>> start RECORDS FOR PROCESSING

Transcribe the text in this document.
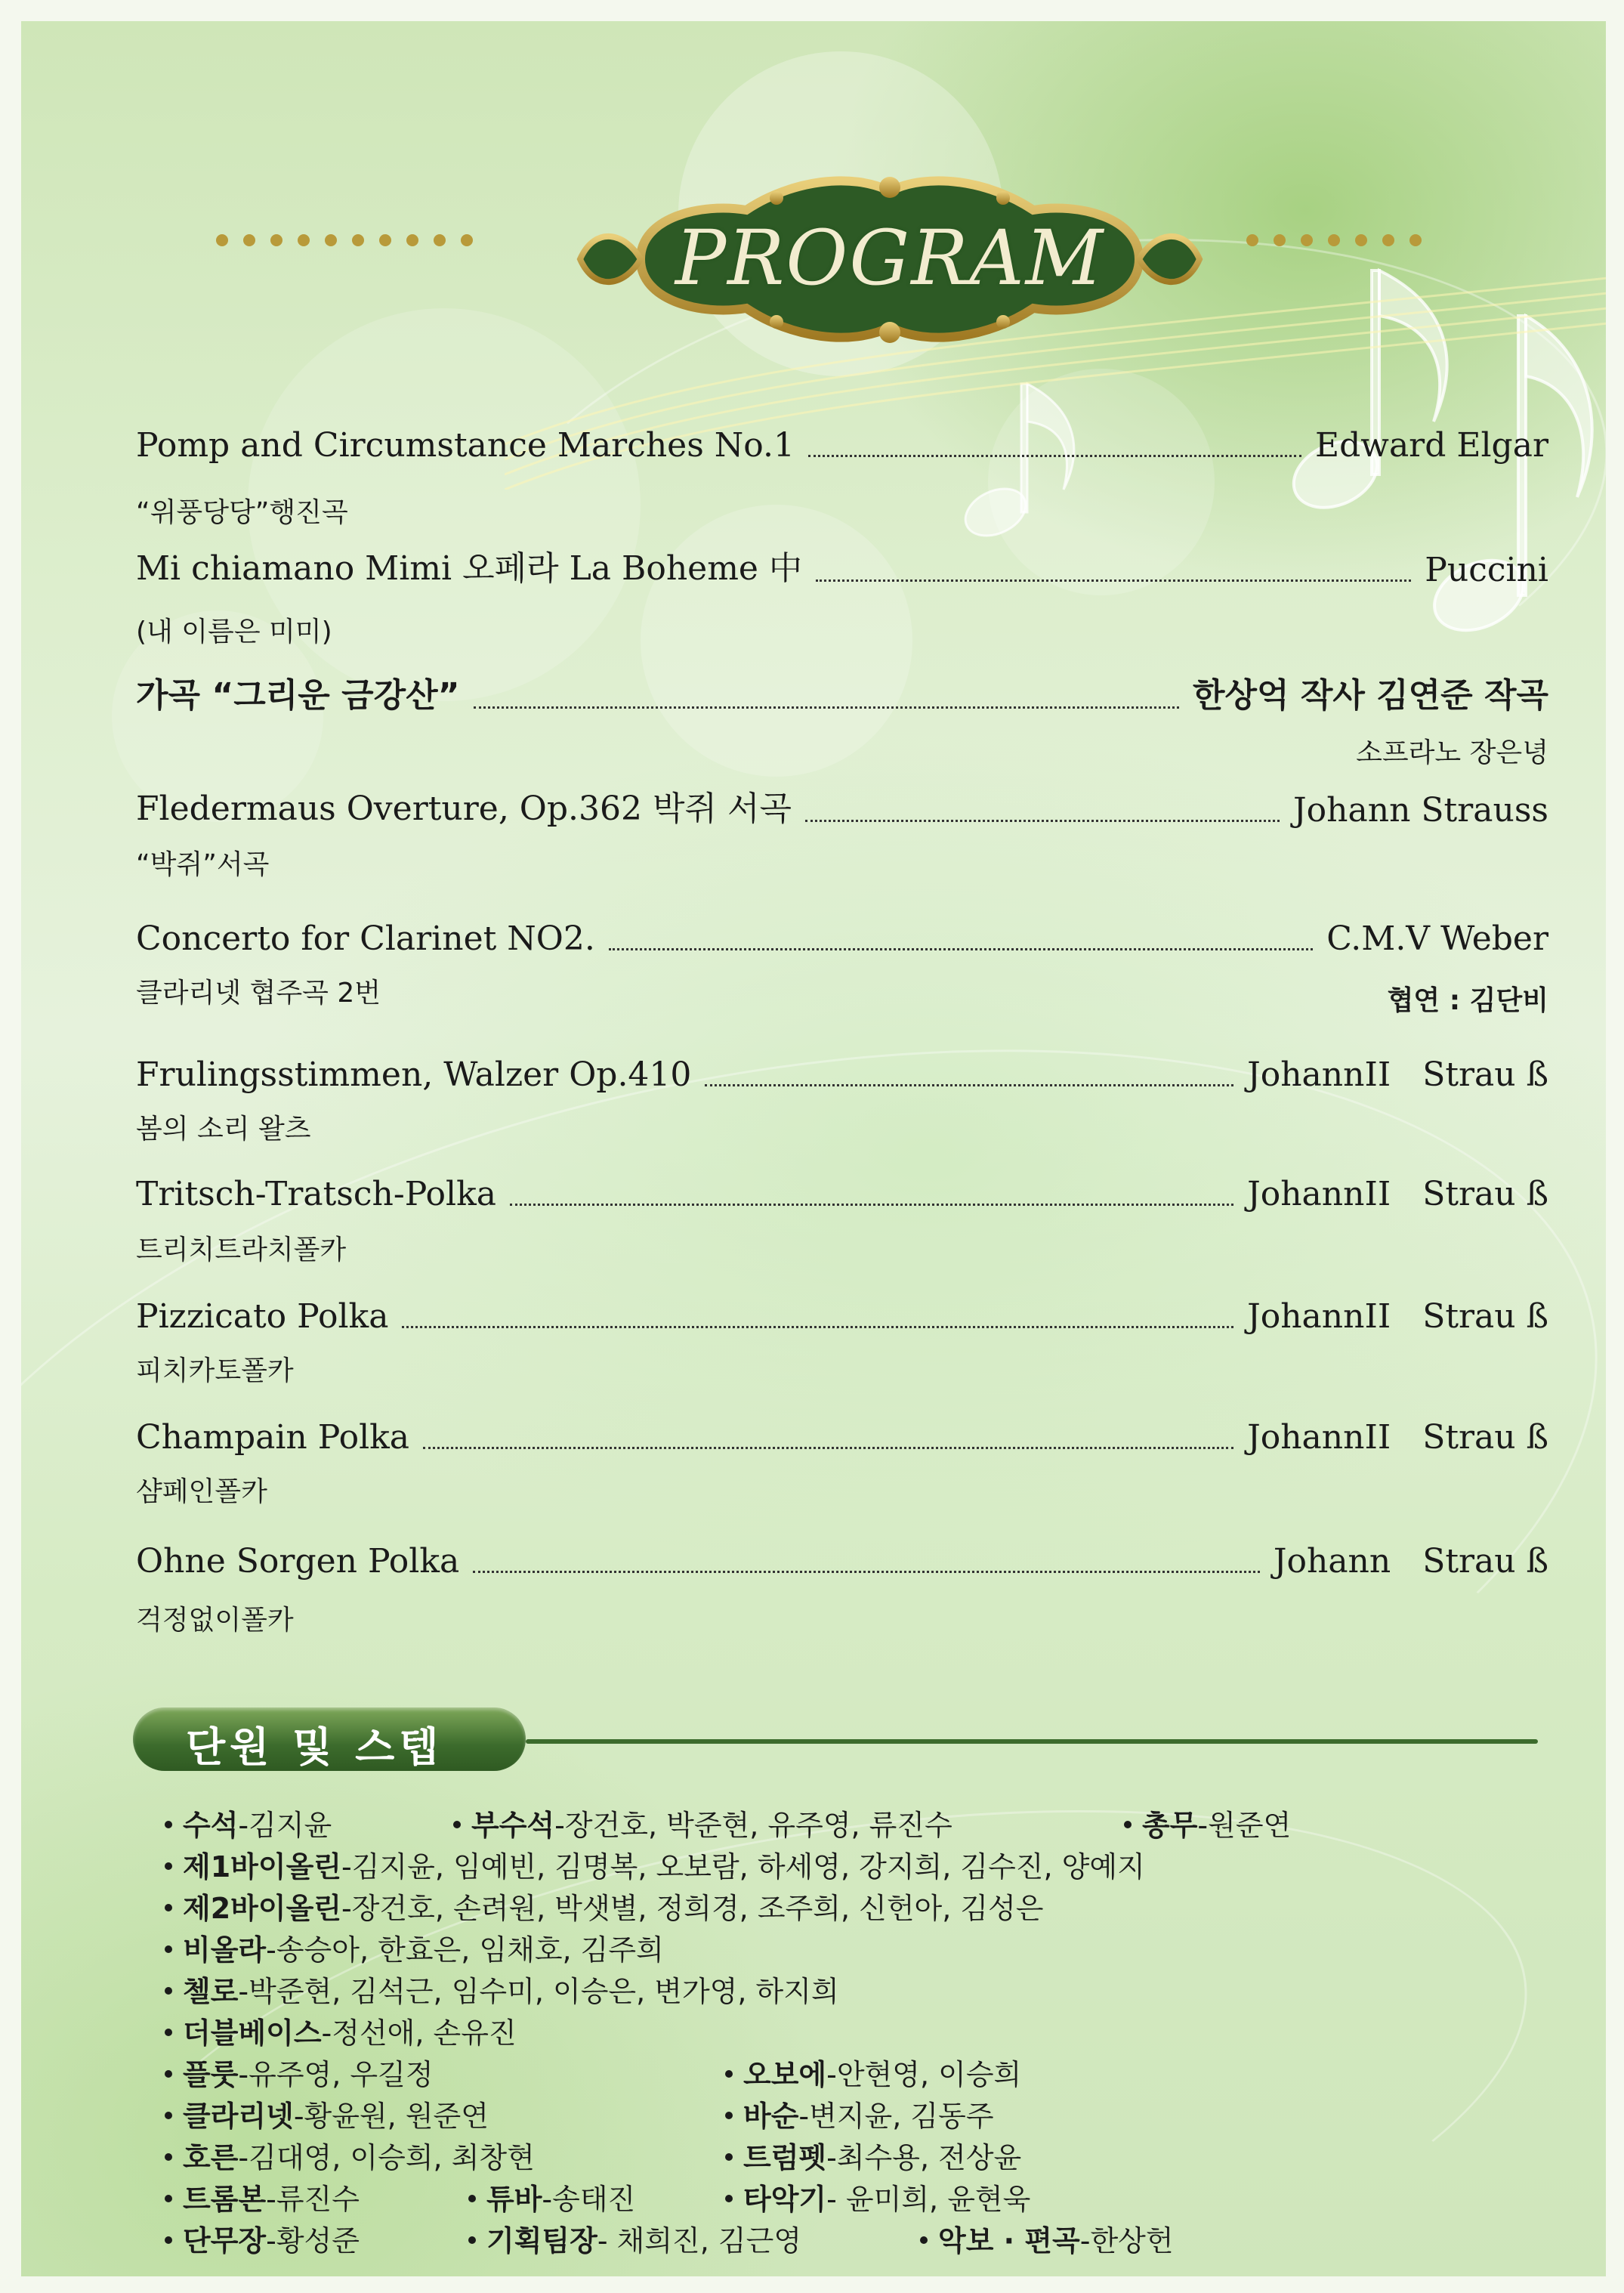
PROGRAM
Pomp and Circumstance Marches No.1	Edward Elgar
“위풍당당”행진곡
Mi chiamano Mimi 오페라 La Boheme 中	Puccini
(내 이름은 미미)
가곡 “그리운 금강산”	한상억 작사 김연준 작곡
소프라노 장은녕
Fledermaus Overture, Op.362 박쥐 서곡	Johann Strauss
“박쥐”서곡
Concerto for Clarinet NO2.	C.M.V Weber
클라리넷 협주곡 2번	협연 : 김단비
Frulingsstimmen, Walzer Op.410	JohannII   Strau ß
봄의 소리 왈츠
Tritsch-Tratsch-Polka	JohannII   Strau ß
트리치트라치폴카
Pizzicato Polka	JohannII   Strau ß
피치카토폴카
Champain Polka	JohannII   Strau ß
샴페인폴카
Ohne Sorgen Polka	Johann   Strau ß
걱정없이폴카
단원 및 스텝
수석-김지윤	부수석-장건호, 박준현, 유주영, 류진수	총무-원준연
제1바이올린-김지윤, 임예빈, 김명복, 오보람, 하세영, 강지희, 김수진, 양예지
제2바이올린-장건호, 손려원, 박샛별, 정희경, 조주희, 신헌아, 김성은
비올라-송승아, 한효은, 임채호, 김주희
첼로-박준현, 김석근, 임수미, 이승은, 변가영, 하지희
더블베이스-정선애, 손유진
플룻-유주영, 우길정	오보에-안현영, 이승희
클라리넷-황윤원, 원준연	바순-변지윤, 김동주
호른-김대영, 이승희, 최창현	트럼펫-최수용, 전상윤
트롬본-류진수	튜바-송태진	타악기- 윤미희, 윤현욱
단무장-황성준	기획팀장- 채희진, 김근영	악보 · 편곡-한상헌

>> end RECORDS FOR PROCESSING

Quote the entries in full. Any image among them is to be omitted from the copy.

RESULT:
Transcribe the text in this document.
PROGRAM
Pomp and Circumstance Marches No.1	Edward Elgar
“위풍당당”행진곡
Mi chiamano Mimi 오페라 La Boheme 中	Puccini
(내 이름은 미미)
가곡 “그리운 금강산”	한상억 작사 김연준 작곡
소프라노 장은녕
Fledermaus Overture, Op.362 박쥐 서곡	Johann Strauss
“박쥐”서곡
Concerto for Clarinet NO2.	C.M.V Weber
클라리넷 협주곡 2번	협연 : 김단비
Frulingsstimmen, Walzer Op.410	JohannII   Strau ß
봄의 소리 왈츠
Tritsch-Tratsch-Polka	JohannII   Strau ß
트리치트라치폴카
Pizzicato Polka	JohannII   Strau ß
피치카토폴카
Champain Polka	JohannII   Strau ß
샴페인폴카
Ohne Sorgen Polka	Johann   Strau ß
걱정없이폴카
단원 및 스텝
수석-김지윤	부수석-장건호, 박준현, 유주영, 류진수	총무-원준연
제1바이올린-김지윤, 임예빈, 김명복, 오보람, 하세영, 강지희, 김수진, 양예지
제2바이올린-장건호, 손려원, 박샛별, 정희경, 조주희, 신헌아, 김성은
비올라-송승아, 한효은, 임채호, 김주희
첼로-박준현, 김석근, 임수미, 이승은, 변가영, 하지희
더블베이스-정선애, 손유진
플룻-유주영, 우길정	오보에-안현영, 이승희
클라리넷-황윤원, 원준연	바순-변지윤, 김동주
호른-김대영, 이승희, 최창현	트럼펫-최수용, 전상윤
트롬본-류진수	튜바-송태진	타악기- 윤미희, 윤현욱
단무장-황성준	기획팀장- 채희진, 김근영	악보 · 편곡-한상헌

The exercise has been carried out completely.